** Given data **
begin
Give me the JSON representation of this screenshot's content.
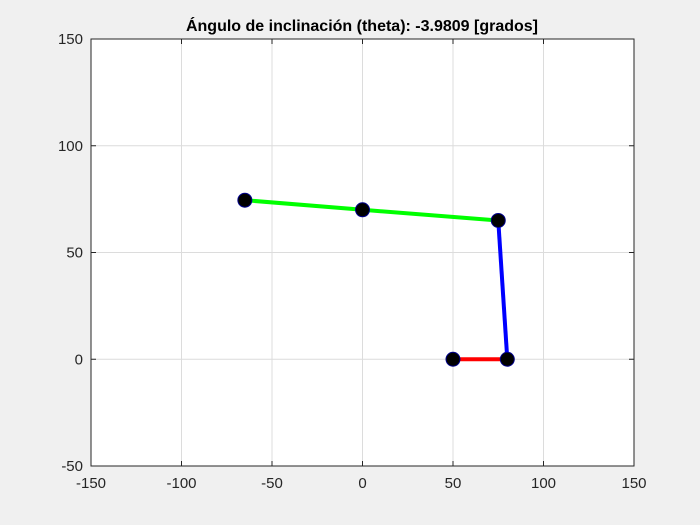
{
  "chart_data": {
    "type": "line",
    "title": "Ángulo de inclinación (theta):  -3.9809 [grados]",
    "xlabel": "",
    "ylabel": "",
    "xlim": [
      -150,
      150
    ],
    "ylim": [
      -50,
      150
    ],
    "xticks": [
      -150,
      -100,
      -50,
      0,
      50,
      100,
      150
    ],
    "yticks": [
      -50,
      0,
      50,
      100,
      150
    ],
    "grid": true,
    "background": "#ffffff",
    "figure_background": "#f0f0f0",
    "series": [
      {
        "color": "#ff0000",
        "x": [
          50,
          80
        ],
        "y": [
          0,
          0
        ]
      },
      {
        "color": "#0000ff",
        "x": [
          80,
          75
        ],
        "y": [
          0,
          65
        ]
      },
      {
        "color": "#00ff00",
        "x": [
          75,
          0,
          -65
        ],
        "y": [
          65,
          70,
          74.5
        ]
      }
    ],
    "markers": {
      "color": "#000000",
      "edge_color": "#00008b",
      "points": [
        {
          "x": 50,
          "y": 0
        },
        {
          "x": 80,
          "y": 0
        },
        {
          "x": 75,
          "y": 65
        },
        {
          "x": 0,
          "y": 70
        },
        {
          "x": -65,
          "y": 74.5
        }
      ]
    }
  }
}
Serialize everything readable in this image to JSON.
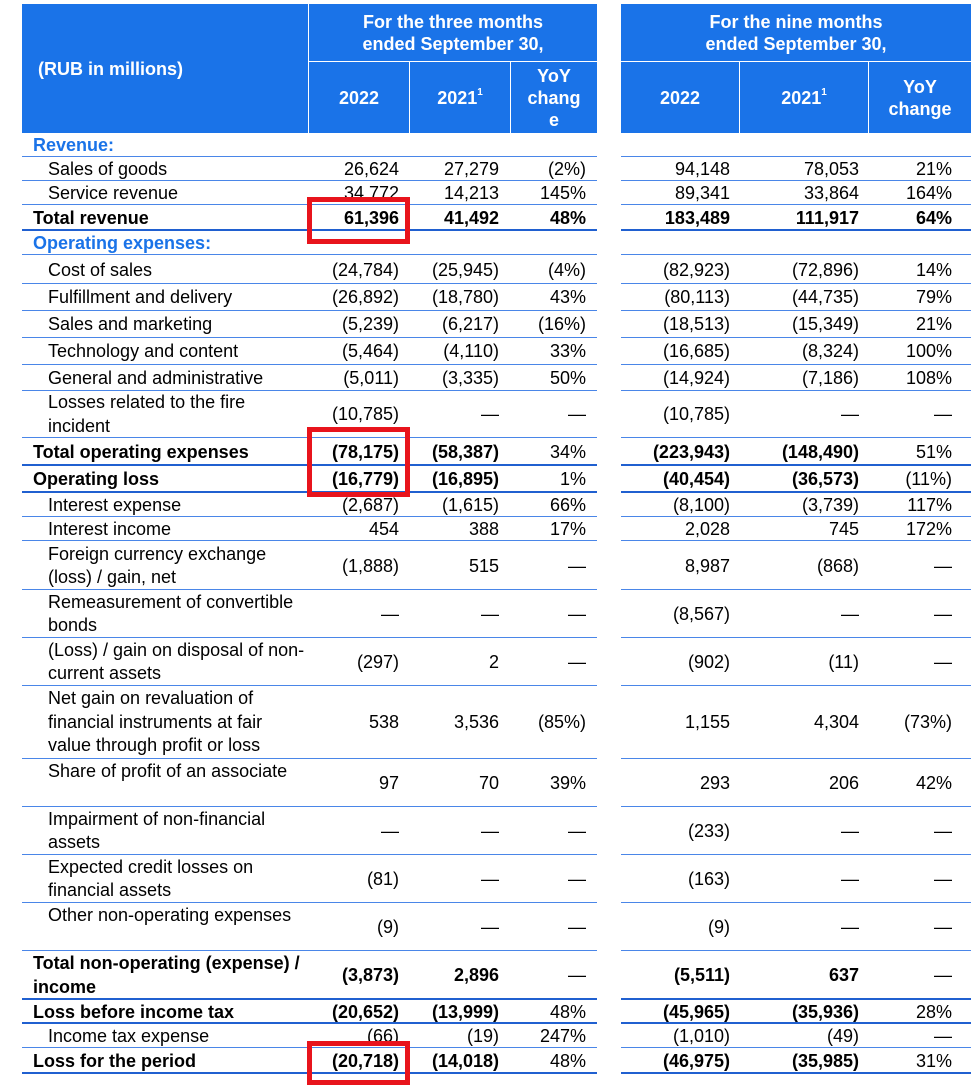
{
  "header": {
    "unit_label": "(RUB in millions)",
    "period_three": "For the three months ended September 30,",
    "period_nine": "For the nine months ended September 30,",
    "col_2022": "2022",
    "col_2021": "2021",
    "footnote_mark": "1",
    "yoy_three": "YoY chang e",
    "yoy_nine": "YoY change"
  },
  "rows": [
    {
      "label": "Revenue:",
      "type": "section",
      "values": [
        "",
        "",
        "",
        "",
        "",
        ""
      ]
    },
    {
      "label": "Sales of goods",
      "type": "item",
      "values": [
        "26,624",
        "27,279",
        "(2%)",
        "94,148",
        "78,053",
        "21%"
      ]
    },
    {
      "label": "Service revenue",
      "type": "item",
      "values": [
        "34,772",
        "14,213",
        "145%",
        "89,341",
        "33,864",
        "164%"
      ]
    },
    {
      "label": "Total revenue",
      "type": "total",
      "values": [
        "61,396",
        "41,492",
        "48%",
        "183,489",
        "111,917",
        "64%"
      ]
    },
    {
      "label": "Operating expenses:",
      "type": "section",
      "values": [
        "",
        "",
        "",
        "",
        "",
        ""
      ]
    },
    {
      "label": "Cost of sales",
      "type": "item",
      "values": [
        "(24,784)",
        "(25,945)",
        "(4%)",
        "(82,923)",
        "(72,896)",
        "14%"
      ]
    },
    {
      "label": "Fulfillment and delivery",
      "type": "item",
      "values": [
        "(26,892)",
        "(18,780)",
        "43%",
        "(80,113)",
        "(44,735)",
        "79%"
      ]
    },
    {
      "label": "Sales and marketing",
      "type": "item",
      "values": [
        "(5,239)",
        "(6,217)",
        "(16%)",
        "(18,513)",
        "(15,349)",
        "21%"
      ]
    },
    {
      "label": "Technology and content",
      "type": "item",
      "values": [
        "(5,464)",
        "(4,110)",
        "33%",
        "(16,685)",
        "(8,324)",
        "100%"
      ]
    },
    {
      "label": "General and administrative",
      "type": "item",
      "values": [
        "(5,011)",
        "(3,335)",
        "50%",
        "(14,924)",
        "(7,186)",
        "108%"
      ]
    },
    {
      "label": "Losses related to the fire incident",
      "type": "item",
      "values": [
        "(10,785)",
        "—",
        "—",
        "(10,785)",
        "—",
        "—"
      ]
    },
    {
      "label": "Total operating expenses",
      "type": "total",
      "values": [
        "(78,175)",
        "(58,387)",
        "34%",
        "(223,943)",
        "(148,490)",
        "51%"
      ]
    },
    {
      "label": "Operating loss",
      "type": "total",
      "values": [
        "(16,779)",
        "(16,895)",
        "1%",
        "(40,454)",
        "(36,573)",
        "(11%)"
      ]
    },
    {
      "label": "Interest expense",
      "type": "item",
      "values": [
        "(2,687)",
        "(1,615)",
        "66%",
        "(8,100)",
        "(3,739)",
        "117%"
      ]
    },
    {
      "label": "Interest income",
      "type": "item",
      "values": [
        "454",
        "388",
        "17%",
        "2,028",
        "745",
        "172%"
      ]
    },
    {
      "label": "Foreign currency exchange (loss) / gain, net",
      "type": "item",
      "values": [
        "(1,888)",
        "515",
        "—",
        "8,987",
        "(868)",
        "—"
      ]
    },
    {
      "label": "Remeasurement of convertible bonds",
      "type": "item",
      "values": [
        "—",
        "—",
        "—",
        "(8,567)",
        "—",
        "—"
      ]
    },
    {
      "label": "(Loss) / gain on disposal of non-current assets",
      "type": "item",
      "values": [
        "(297)",
        "2",
        "—",
        "(902)",
        "(11)",
        "—"
      ]
    },
    {
      "label": "Net gain on revaluation of financial instruments at fair value through profit or loss",
      "type": "item",
      "values": [
        "538",
        "3,536",
        "(85%)",
        "1,155",
        "4,304",
        "(73%)"
      ]
    },
    {
      "label": "Share of profit of an associate",
      "type": "item",
      "values": [
        "97",
        "70",
        "39%",
        "293",
        "206",
        "42%"
      ]
    },
    {
      "label": "Impairment of non-financial assets",
      "type": "item",
      "values": [
        "—",
        "—",
        "—",
        "(233)",
        "—",
        "—"
      ]
    },
    {
      "label": "Expected credit losses on financial assets",
      "type": "item",
      "values": [
        "(81)",
        "—",
        "—",
        "(163)",
        "—",
        "—"
      ]
    },
    {
      "label": "Other non-operating expenses",
      "type": "item",
      "values": [
        "(9)",
        "—",
        "—",
        "(9)",
        "—",
        "—"
      ]
    },
    {
      "label": "Total non-operating (expense) / income",
      "type": "total",
      "values": [
        "(3,873)",
        "2,896",
        "—",
        "(5,511)",
        "637",
        "—"
      ]
    },
    {
      "label": "Loss before income tax",
      "type": "total",
      "values": [
        "(20,652)",
        "(13,999)",
        "48%",
        "(45,965)",
        "(35,936)",
        "28%"
      ]
    },
    {
      "label": "Income tax expense",
      "type": "item",
      "values": [
        "(66)",
        "(19)",
        "247%",
        "(1,010)",
        "(49)",
        "—"
      ]
    },
    {
      "label": "Loss for the period",
      "type": "total",
      "values": [
        "(20,718)",
        "(14,018)",
        "48%",
        "(46,975)",
        "(35,985)",
        "31%"
      ]
    }
  ],
  "colors": {
    "header_bg": "#1a73e8",
    "section_text": "#1a73e8",
    "row_line": "#4a86e8",
    "highlight": "#e8141c"
  }
}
end
** Short task **
Do not include images; quote all of the entries above exactly.

** Finished exercise **
Give me the JSON representation of this screenshot's content.
{
  "chart_data": {
    "type": "line",
    "title": "Ángulo de inclinación (theta):  -3.9809 [grados]",
    "xlabel": "",
    "ylabel": "",
    "xlim": [
      -150,
      150
    ],
    "ylim": [
      -50,
      150
    ],
    "xticks": [
      -150,
      -100,
      -50,
      0,
      50,
      100,
      150
    ],
    "yticks": [
      -50,
      0,
      50,
      100,
      150
    ],
    "grid": true,
    "background": "#ffffff",
    "figure_background": "#f0f0f0",
    "series": [
      {
        "color": "#ff0000",
        "x": [
          50,
          80
        ],
        "y": [
          0,
          0
        ]
      },
      {
        "color": "#0000ff",
        "x": [
          80,
          75
        ],
        "y": [
          0,
          65
        ]
      },
      {
        "color": "#00ff00",
        "x": [
          75,
          0,
          -65
        ],
        "y": [
          65,
          70,
          74.5
        ]
      }
    ],
    "markers": {
      "color": "#000000",
      "edge_color": "#00008b",
      "points": [
        {
          "x": 50,
          "y": 0
        },
        {
          "x": 80,
          "y": 0
        },
        {
          "x": 75,
          "y": 65
        },
        {
          "x": 0,
          "y": 70
        },
        {
          "x": -65,
          "y": 74.5
        }
      ]
    }
  }
}
Serialize everything readable in this image to JSON.
{
  "header": {
    "unit_label": "(RUB in millions)",
    "period_three": "For the three months ended September 30,",
    "period_nine": "For the nine months ended September 30,",
    "col_2022": "2022",
    "col_2021": "2021",
    "footnote_mark": "1",
    "yoy_three": "YoY chang e",
    "yoy_nine": "YoY change"
  },
  "rows": [
    {
      "label": "Revenue:",
      "type": "section",
      "values": [
        "",
        "",
        "",
        "",
        "",
        ""
      ]
    },
    {
      "label": "Sales of goods",
      "type": "item",
      "values": [
        "26,624",
        "27,279",
        "(2%)",
        "94,148",
        "78,053",
        "21%"
      ]
    },
    {
      "label": "Service revenue",
      "type": "item",
      "values": [
        "34,772",
        "14,213",
        "145%",
        "89,341",
        "33,864",
        "164%"
      ]
    },
    {
      "label": "Total revenue",
      "type": "total",
      "values": [
        "61,396",
        "41,492",
        "48%",
        "183,489",
        "111,917",
        "64%"
      ]
    },
    {
      "label": "Operating expenses:",
      "type": "section",
      "values": [
        "",
        "",
        "",
        "",
        "",
        ""
      ]
    },
    {
      "label": "Cost of sales",
      "type": "item",
      "values": [
        "(24,784)",
        "(25,945)",
        "(4%)",
        "(82,923)",
        "(72,896)",
        "14%"
      ]
    },
    {
      "label": "Fulfillment and delivery",
      "type": "item",
      "values": [
        "(26,892)",
        "(18,780)",
        "43%",
        "(80,113)",
        "(44,735)",
        "79%"
      ]
    },
    {
      "label": "Sales and marketing",
      "type": "item",
      "values": [
        "(5,239)",
        "(6,217)",
        "(16%)",
        "(18,513)",
        "(15,349)",
        "21%"
      ]
    },
    {
      "label": "Technology and content",
      "type": "item",
      "values": [
        "(5,464)",
        "(4,110)",
        "33%",
        "(16,685)",
        "(8,324)",
        "100%"
      ]
    },
    {
      "label": "General and administrative",
      "type": "item",
      "values": [
        "(5,011)",
        "(3,335)",
        "50%",
        "(14,924)",
        "(7,186)",
        "108%"
      ]
    },
    {
      "label": "Losses related to the fire incident",
      "type": "item",
      "values": [
        "(10,785)",
        "—",
        "—",
        "(10,785)",
        "—",
        "—"
      ]
    },
    {
      "label": "Total operating expenses",
      "type": "total",
      "values": [
        "(78,175)",
        "(58,387)",
        "34%",
        "(223,943)",
        "(148,490)",
        "51%"
      ]
    },
    {
      "label": "Operating loss",
      "type": "total",
      "values": [
        "(16,779)",
        "(16,895)",
        "1%",
        "(40,454)",
        "(36,573)",
        "(11%)"
      ]
    },
    {
      "label": "Interest expense",
      "type": "item",
      "values": [
        "(2,687)",
        "(1,615)",
        "66%",
        "(8,100)",
        "(3,739)",
        "117%"
      ]
    },
    {
      "label": "Interest income",
      "type": "item",
      "values": [
        "454",
        "388",
        "17%",
        "2,028",
        "745",
        "172%"
      ]
    },
    {
      "label": "Foreign currency exchange (loss) / gain, net",
      "type": "item",
      "values": [
        "(1,888)",
        "515",
        "—",
        "8,987",
        "(868)",
        "—"
      ]
    },
    {
      "label": "Remeasurement of convertible bonds",
      "type": "item",
      "values": [
        "—",
        "—",
        "—",
        "(8,567)",
        "—",
        "—"
      ]
    },
    {
      "label": "(Loss) / gain on disposal of non-current assets",
      "type": "item",
      "values": [
        "(297)",
        "2",
        "—",
        "(902)",
        "(11)",
        "—"
      ]
    },
    {
      "label": "Net gain on revaluation of financial instruments at fair value through profit or loss",
      "type": "item",
      "values": [
        "538",
        "3,536",
        "(85%)",
        "1,155",
        "4,304",
        "(73%)"
      ]
    },
    {
      "label": "Share of profit of an associate",
      "type": "item",
      "values": [
        "97",
        "70",
        "39%",
        "293",
        "206",
        "42%"
      ]
    },
    {
      "label": "Impairment of non-financial assets",
      "type": "item",
      "values": [
        "—",
        "—",
        "—",
        "(233)",
        "—",
        "—"
      ]
    },
    {
      "label": "Expected credit losses on financial assets",
      "type": "item",
      "values": [
        "(81)",
        "—",
        "—",
        "(163)",
        "—",
        "—"
      ]
    },
    {
      "label": "Other non-operating expenses",
      "type": "item",
      "values": [
        "(9)",
        "—",
        "—",
        "(9)",
        "—",
        "—"
      ]
    },
    {
      "label": "Total non-operating (expense) / income",
      "type": "total",
      "values": [
        "(3,873)",
        "2,896",
        "—",
        "(5,511)",
        "637",
        "—"
      ]
    },
    {
      "label": "Loss before income tax",
      "type": "total",
      "values": [
        "(20,652)",
        "(13,999)",
        "48%",
        "(45,965)",
        "(35,936)",
        "28%"
      ]
    },
    {
      "label": "Income tax expense",
      "type": "item",
      "values": [
        "(66)",
        "(19)",
        "247%",
        "(1,010)",
        "(49)",
        "—"
      ]
    },
    {
      "label": "Loss for the period",
      "type": "total",
      "values": [
        "(20,718)",
        "(14,018)",
        "48%",
        "(46,975)",
        "(35,985)",
        "31%"
      ]
    }
  ],
  "colors": {
    "header_bg": "#1a73e8",
    "section_text": "#1a73e8",
    "row_line": "#4a86e8",
    "highlight": "#e8141c"
  }
}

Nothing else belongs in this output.